## Extract to read
%%

I know these guys. I went to high school with them. Every line in the song reminded me of them. Got a grill in the backyard with a case of beers. Got a boat that ain’t seen the water in years. All of it. I know these guys. When I went away to college, they went to work framing houses and pouring cement and hauling trash and building out the ever-expanding suburban fringe.

Got a couple of opinions that I hold dear. Got a whole lot of debt and a whole lot of fear.

Everything comes with a cost. The new car. The new TV. The pets. The kids, absolutely. But that’s part of the deal. I remember exactly which line clued me in that the song was about them — about all of us:

I don’t know God but I fear his wrath. I’m trying to stay focused on the righteous path.

The song is by the Drive-By Truckers, but the first time I heard it was songwriter Patterson Hood alone, ragged voice over an acoustic guitar in a dank Seattle club. I’d been vaguely aware of the band, I went to the show because a friend promised a beer afterward, and from that night I was hooked.

It wasn’t the quality of the singing. Hood’s voice belongs in a Southern-garage-punk-hillbilly-overgrown-college-rock band, which is basically what the Truckers are. It wasn’t the musicianship, at least not on “The Righteous Path.” The band has brilliant guitarists, but I read somewhere that they wrote this song and recorded it in a matter of hours. In a catalogue rich in indelible riffs, this one is just sort of a torrent of noisy guitars-drums-bass.

%%

## Set task
Continue the essay on the Drive-By Truckers song "The Righteous Path," starting after its final sentence.

(Coordinate annotation records)

%%

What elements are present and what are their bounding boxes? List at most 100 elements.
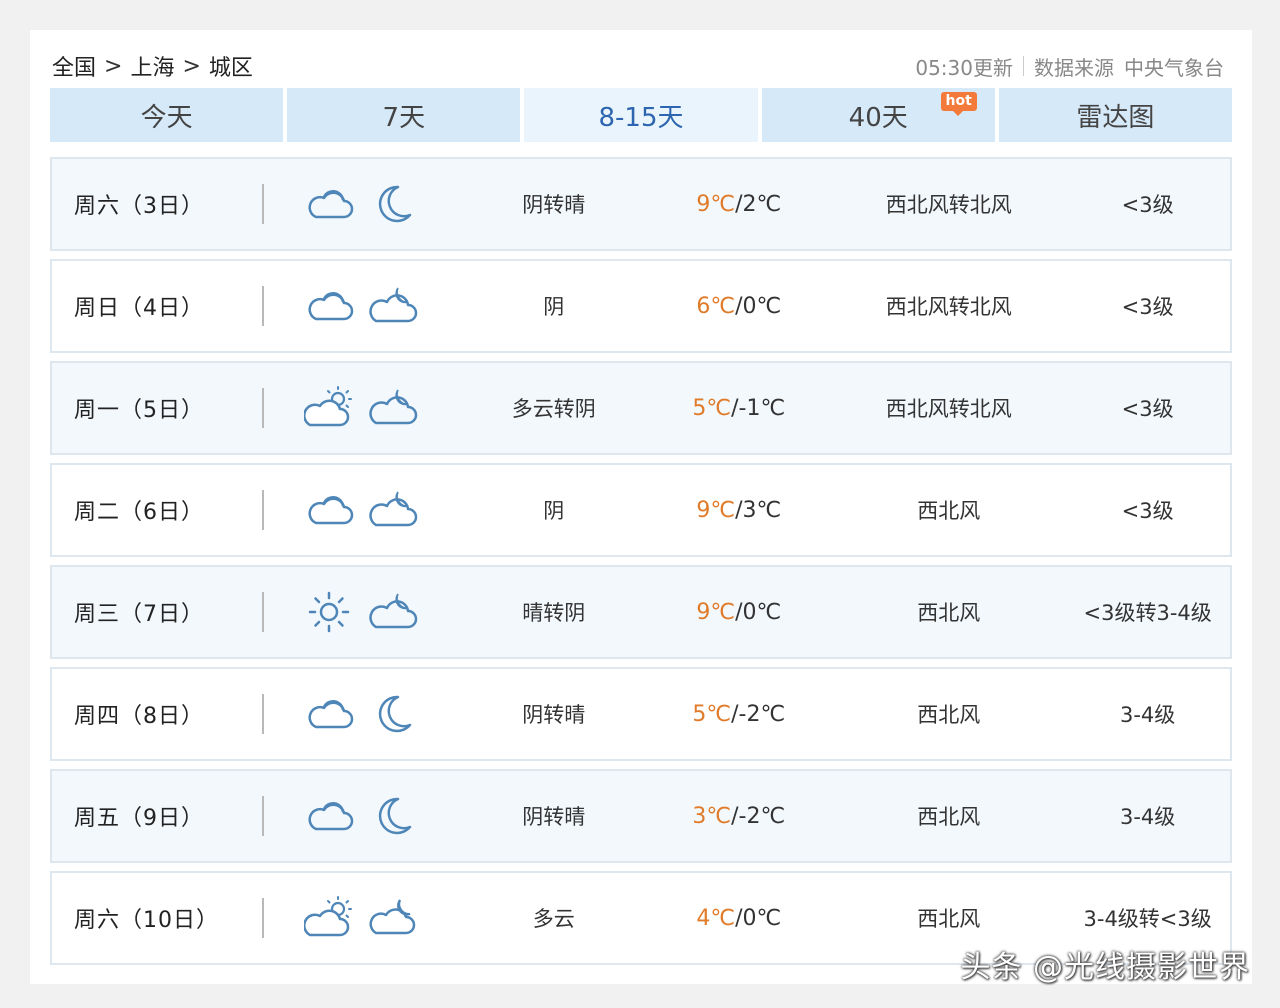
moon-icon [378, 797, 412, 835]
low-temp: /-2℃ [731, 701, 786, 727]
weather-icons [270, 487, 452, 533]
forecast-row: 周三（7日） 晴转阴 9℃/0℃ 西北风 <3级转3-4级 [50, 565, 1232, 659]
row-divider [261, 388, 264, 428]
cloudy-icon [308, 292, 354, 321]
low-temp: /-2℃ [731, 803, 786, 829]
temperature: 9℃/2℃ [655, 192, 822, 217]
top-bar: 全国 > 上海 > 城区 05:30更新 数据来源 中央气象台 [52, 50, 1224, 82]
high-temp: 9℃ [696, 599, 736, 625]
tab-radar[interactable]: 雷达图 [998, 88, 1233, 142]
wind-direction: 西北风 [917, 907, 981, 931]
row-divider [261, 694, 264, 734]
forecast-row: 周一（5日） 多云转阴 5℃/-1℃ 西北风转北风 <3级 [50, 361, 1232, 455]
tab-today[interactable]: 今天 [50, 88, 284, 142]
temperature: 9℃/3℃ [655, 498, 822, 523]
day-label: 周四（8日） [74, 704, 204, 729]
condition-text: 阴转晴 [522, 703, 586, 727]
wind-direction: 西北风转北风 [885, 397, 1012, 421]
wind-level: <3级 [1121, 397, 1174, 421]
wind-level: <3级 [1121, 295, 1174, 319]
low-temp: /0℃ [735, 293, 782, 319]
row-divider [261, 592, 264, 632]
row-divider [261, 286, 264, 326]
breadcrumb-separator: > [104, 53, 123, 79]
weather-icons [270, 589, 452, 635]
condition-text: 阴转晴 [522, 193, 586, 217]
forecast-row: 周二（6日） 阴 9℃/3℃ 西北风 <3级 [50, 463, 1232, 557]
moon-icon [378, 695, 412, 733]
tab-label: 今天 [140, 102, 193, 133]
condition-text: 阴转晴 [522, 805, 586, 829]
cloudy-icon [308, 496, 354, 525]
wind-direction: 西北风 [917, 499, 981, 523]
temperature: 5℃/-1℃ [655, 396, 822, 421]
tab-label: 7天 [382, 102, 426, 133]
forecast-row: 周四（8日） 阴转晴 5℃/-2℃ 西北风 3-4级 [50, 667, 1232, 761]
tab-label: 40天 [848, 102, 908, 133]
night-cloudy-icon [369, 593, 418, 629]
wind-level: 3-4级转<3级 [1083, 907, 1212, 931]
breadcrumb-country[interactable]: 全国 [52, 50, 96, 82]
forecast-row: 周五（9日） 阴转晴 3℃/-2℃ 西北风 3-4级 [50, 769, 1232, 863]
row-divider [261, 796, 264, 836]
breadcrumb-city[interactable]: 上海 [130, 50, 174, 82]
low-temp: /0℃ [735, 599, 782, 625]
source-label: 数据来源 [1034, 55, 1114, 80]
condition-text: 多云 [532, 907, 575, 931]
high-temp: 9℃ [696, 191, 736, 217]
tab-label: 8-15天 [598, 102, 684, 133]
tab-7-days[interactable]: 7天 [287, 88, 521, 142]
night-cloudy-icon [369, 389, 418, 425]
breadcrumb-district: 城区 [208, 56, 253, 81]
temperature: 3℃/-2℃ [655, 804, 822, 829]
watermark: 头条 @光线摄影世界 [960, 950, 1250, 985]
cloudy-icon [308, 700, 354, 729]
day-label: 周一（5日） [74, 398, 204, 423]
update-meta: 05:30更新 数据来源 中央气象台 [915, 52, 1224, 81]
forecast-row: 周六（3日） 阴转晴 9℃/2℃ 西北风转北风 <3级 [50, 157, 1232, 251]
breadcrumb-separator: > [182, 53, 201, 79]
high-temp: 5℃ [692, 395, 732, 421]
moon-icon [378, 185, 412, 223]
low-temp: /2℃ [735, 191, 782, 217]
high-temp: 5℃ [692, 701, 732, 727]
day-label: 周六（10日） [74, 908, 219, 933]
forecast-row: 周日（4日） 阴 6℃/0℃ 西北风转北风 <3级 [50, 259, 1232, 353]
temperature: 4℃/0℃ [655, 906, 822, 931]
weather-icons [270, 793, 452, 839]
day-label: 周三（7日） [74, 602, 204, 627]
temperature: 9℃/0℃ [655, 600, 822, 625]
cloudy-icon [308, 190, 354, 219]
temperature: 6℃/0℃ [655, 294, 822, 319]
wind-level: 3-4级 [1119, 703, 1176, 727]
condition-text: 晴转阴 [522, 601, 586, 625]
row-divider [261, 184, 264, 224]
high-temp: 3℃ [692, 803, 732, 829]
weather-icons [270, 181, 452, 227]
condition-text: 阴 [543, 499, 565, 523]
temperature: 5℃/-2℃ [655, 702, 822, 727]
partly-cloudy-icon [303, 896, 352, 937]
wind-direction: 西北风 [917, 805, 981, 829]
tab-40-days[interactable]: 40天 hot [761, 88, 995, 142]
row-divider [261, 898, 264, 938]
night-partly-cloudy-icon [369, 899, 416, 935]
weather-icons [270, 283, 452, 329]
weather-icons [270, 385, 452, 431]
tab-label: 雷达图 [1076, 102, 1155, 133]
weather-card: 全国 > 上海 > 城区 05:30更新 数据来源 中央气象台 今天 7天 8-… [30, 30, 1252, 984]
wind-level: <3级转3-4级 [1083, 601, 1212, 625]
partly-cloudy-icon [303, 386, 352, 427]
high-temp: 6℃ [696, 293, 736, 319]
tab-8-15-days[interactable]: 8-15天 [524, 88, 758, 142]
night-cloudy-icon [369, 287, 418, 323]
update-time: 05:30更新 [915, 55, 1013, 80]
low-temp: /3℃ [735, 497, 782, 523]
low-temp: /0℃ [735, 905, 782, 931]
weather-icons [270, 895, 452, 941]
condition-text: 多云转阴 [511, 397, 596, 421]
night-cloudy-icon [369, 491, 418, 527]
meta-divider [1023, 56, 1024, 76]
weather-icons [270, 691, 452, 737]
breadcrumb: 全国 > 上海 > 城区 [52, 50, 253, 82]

%%
%%

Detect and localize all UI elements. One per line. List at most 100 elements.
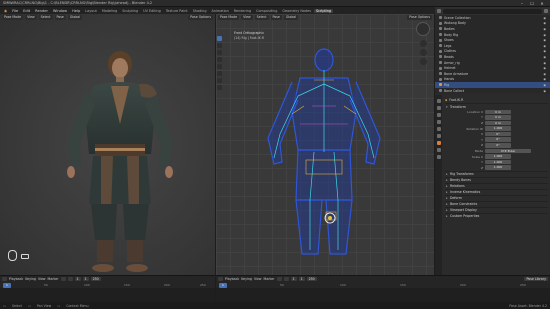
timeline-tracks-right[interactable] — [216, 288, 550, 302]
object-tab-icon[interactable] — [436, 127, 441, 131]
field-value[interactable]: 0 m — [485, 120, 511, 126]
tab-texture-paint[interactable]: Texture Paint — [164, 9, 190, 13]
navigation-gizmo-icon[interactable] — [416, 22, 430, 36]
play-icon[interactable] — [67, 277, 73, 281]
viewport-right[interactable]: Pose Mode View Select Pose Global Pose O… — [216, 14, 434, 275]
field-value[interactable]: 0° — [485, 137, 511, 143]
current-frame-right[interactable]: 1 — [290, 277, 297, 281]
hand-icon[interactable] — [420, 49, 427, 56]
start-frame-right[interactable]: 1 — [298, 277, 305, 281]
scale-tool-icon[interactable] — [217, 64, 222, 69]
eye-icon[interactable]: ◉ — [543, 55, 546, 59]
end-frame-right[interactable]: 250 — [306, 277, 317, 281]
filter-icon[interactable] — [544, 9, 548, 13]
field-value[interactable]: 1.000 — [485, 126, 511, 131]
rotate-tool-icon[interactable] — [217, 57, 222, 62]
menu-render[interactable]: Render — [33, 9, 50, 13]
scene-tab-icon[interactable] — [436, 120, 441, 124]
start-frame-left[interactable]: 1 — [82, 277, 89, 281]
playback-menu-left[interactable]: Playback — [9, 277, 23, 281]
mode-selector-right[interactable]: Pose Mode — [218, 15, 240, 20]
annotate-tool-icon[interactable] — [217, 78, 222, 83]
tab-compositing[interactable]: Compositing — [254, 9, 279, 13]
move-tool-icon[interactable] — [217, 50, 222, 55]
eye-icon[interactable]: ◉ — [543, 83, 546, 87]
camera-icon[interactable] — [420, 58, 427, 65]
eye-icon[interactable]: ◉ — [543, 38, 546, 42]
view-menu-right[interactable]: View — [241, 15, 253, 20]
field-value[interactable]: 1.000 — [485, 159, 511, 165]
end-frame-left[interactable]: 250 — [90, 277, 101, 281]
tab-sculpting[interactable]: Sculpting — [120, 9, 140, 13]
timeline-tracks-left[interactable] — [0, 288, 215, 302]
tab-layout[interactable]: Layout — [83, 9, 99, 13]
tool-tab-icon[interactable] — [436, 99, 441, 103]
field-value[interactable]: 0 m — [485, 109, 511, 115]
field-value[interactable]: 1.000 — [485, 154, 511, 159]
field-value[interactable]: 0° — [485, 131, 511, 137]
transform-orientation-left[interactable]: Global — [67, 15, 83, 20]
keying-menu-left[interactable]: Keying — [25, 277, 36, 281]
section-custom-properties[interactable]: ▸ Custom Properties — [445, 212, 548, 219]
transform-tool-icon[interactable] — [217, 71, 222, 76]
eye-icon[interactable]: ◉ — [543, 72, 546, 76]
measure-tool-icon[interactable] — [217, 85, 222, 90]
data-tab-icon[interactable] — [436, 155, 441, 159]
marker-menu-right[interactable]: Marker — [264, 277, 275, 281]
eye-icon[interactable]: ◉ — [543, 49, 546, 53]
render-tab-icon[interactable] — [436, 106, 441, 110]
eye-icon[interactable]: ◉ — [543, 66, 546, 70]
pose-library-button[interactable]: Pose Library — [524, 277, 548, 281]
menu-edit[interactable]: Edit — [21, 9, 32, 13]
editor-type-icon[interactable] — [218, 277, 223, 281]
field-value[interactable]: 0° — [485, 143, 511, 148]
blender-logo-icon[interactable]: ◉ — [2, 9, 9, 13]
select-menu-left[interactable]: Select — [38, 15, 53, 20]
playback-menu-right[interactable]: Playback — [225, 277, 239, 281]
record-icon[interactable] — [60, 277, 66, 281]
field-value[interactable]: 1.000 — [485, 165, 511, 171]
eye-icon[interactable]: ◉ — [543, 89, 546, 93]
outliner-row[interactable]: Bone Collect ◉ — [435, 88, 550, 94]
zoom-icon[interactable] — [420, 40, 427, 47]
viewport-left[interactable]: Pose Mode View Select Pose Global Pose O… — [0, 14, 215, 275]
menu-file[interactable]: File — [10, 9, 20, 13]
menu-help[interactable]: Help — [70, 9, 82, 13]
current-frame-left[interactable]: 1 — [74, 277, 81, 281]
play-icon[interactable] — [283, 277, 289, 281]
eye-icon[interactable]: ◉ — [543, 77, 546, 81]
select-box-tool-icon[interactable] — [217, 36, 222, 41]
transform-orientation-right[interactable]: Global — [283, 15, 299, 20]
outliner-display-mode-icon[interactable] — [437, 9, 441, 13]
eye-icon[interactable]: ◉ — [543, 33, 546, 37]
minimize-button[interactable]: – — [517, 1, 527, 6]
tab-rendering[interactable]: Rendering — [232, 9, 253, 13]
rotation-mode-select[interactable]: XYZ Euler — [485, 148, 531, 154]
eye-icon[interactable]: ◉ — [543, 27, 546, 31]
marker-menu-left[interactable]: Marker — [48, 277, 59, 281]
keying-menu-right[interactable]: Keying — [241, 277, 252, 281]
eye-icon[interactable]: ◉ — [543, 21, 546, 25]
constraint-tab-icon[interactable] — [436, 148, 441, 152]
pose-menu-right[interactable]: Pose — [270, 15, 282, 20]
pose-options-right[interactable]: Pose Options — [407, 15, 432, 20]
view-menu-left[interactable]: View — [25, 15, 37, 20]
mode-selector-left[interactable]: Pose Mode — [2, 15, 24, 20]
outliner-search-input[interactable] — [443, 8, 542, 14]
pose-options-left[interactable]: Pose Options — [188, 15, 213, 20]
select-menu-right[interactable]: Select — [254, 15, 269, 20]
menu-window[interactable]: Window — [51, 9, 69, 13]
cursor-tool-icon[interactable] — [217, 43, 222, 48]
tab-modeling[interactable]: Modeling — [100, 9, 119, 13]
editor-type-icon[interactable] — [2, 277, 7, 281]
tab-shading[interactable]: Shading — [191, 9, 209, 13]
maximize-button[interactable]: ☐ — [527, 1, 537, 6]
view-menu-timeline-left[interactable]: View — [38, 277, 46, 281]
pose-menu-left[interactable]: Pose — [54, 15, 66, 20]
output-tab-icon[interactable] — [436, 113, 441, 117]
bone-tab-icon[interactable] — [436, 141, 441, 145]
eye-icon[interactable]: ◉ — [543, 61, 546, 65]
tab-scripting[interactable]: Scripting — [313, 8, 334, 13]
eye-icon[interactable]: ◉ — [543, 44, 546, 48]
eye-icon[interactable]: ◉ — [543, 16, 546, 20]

%%

## Written response
I think it’s the unholy mixture of physical stuff (the boat, the new car) and debt and anger and the singer’s obvious love for “a beautiful wife and three tow-headed kids” as well as the fear that at any moment it could all fall apart.

I was a new father at that point, still trying to figure out where home was, and on that damp dreary night out with friends, traffic rushing past outside that dim hole of a bar, I heard a songwriter give voice to an ache I couldn’t name.

And my goodness that line: “I don’t know God but I fear his wrath.” There’s a whole critique of religious formation embedded there. Doug Frank wrote the book-length version, A Gentler God, which is worth checking out. But it hits different when it’s distilled to a single line delivered over furious guitars.

For me, this is end-of-day music, music for lawn mowing before sundown, or washing the last of the dishes, or logging back online after the kids are in bed to wrangle with the family budget. For going along with the illusion of keeping it all together. It’s not contemplative music, except maybe it is.

And it’s nice to imagine something in common with all those folks I’ve lost touch with out in suburbia, even if we’ve built our lives in different places, with different values and different musical tastes. We’ve all got bills to pay. For now, I’m not going stress about what they post, or how they vote. For now, I appreciate all the imperfect psalms, in any genre, forming a soundtrack for the long haul. Thank God for that.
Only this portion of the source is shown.